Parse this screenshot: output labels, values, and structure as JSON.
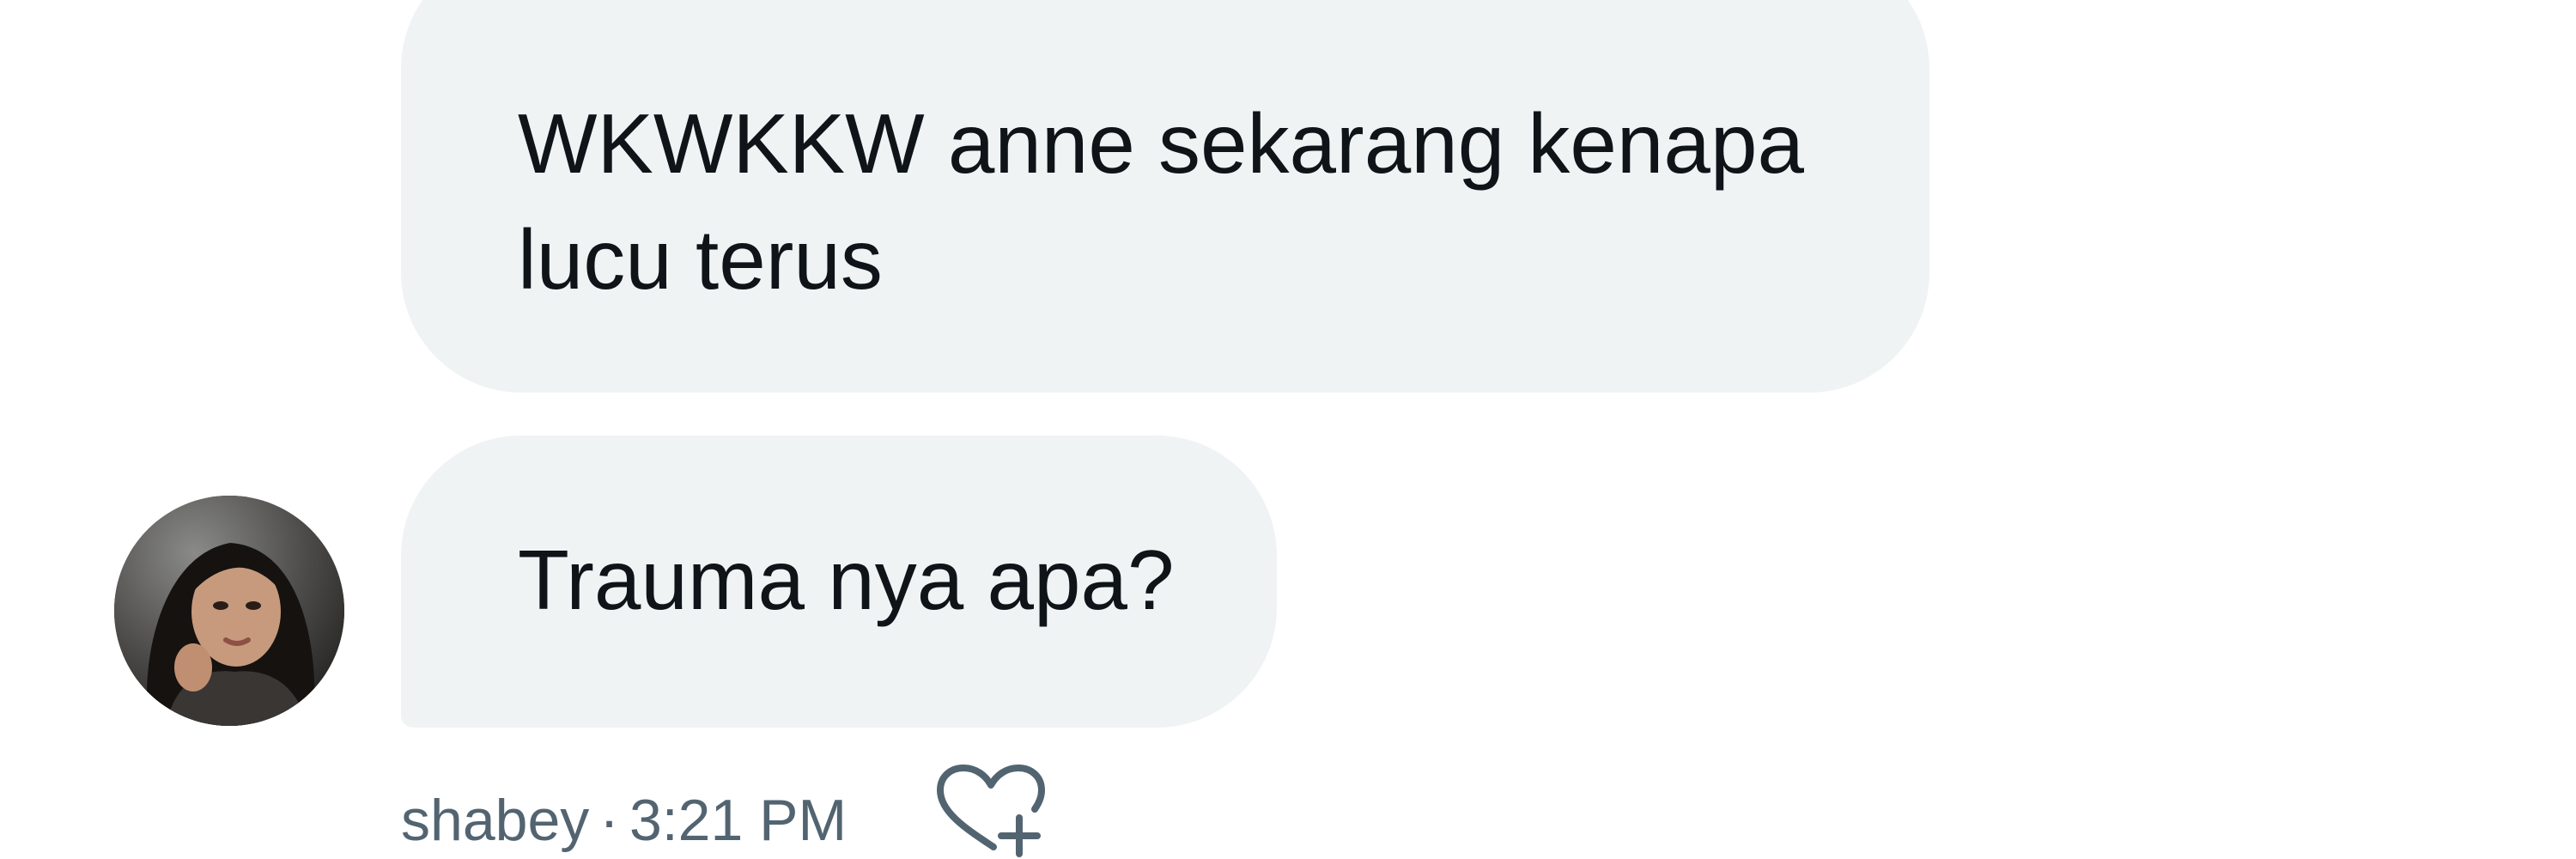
{
  "messages": [
    {
      "text": "WKWKKW anne sekarang kenapa lucu terus"
    },
    {
      "text": "Trauma nya apa?"
    }
  ],
  "meta": {
    "sender": "shabey",
    "separator": "·",
    "time": "3:21 PM"
  },
  "icons": {
    "avatar": "avatar",
    "reaction": "heart-plus-icon"
  },
  "colors": {
    "bubble_bg": "#eff3f4",
    "message_text": "#0f1419",
    "meta_text": "#536471"
  }
}
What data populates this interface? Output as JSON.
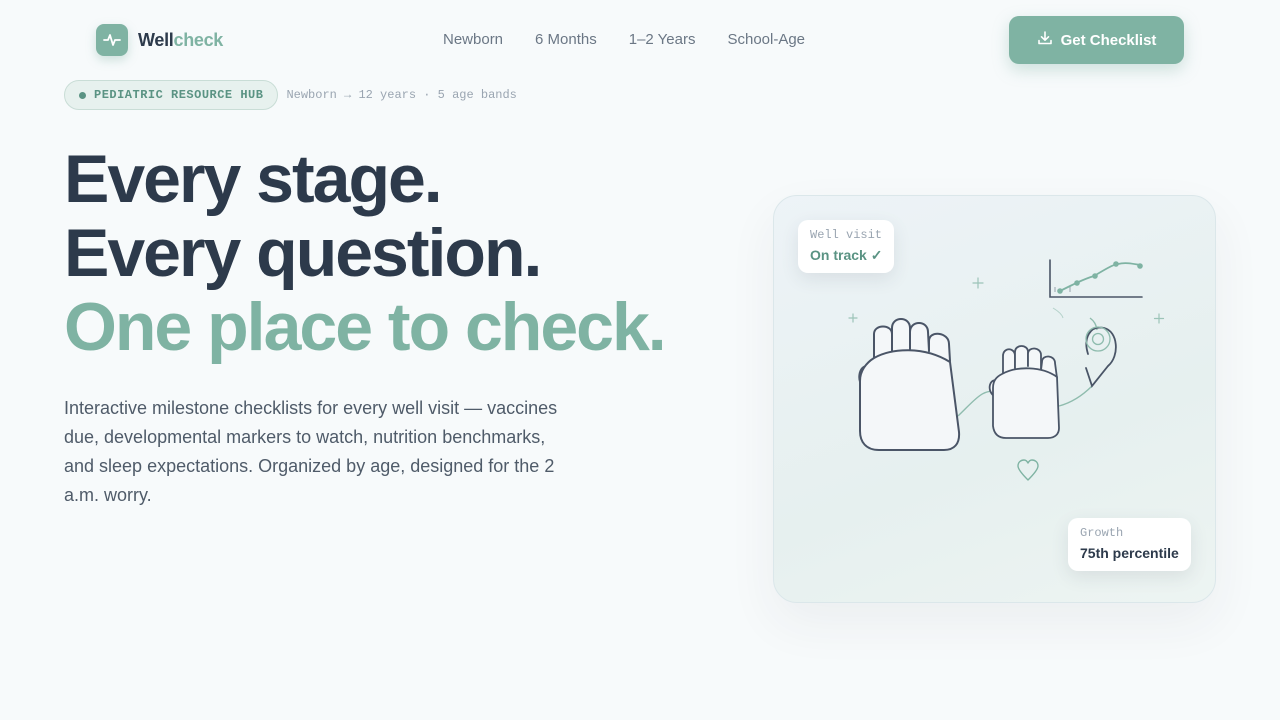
{
  "brand": {
    "name_a": "Well",
    "name_b": "check",
    "logo_icon": "pulse-icon"
  },
  "nav": {
    "items": [
      "Newborn",
      "6 Months",
      "1–2 Years",
      "School-Age"
    ]
  },
  "cta": {
    "label": "Get Checklist",
    "icon": "download-icon"
  },
  "badge": {
    "label": "PEDIATRIC RESOURCE HUB",
    "meta": "Newborn → 12 years · 5 age bands"
  },
  "hero": {
    "line1": "Every stage.",
    "line2": "Every question.",
    "line3": "One place to check.",
    "subtitle": "Interactive milestone checklists for every well visit — vaccines due, developmental markers to watch, nutrition benchmarks, and sleep expectations. Organized by age, designed for the 2 a.m. worry."
  },
  "card": {
    "visit": {
      "label": "Well visit",
      "value": "On track ✓"
    },
    "growth": {
      "label": "Growth",
      "value": "75th percentile"
    },
    "illustration": [
      "adult-hand-icon",
      "child-hand-icon",
      "growth-chart-icon",
      "heart-icon",
      "finger-icon"
    ]
  },
  "colors": {
    "accent": "#7fb3a3",
    "accent_dark": "#5a9383",
    "ink": "#2d3a4b",
    "muted": "#6b7785",
    "background": "#f7fafb"
  }
}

→ PROBLEM TO SOLVE: In the listing, find every line with the word "heart" and state how many there are, nothing more.

→ SOLUTION FOR THIS EXERCISE: 2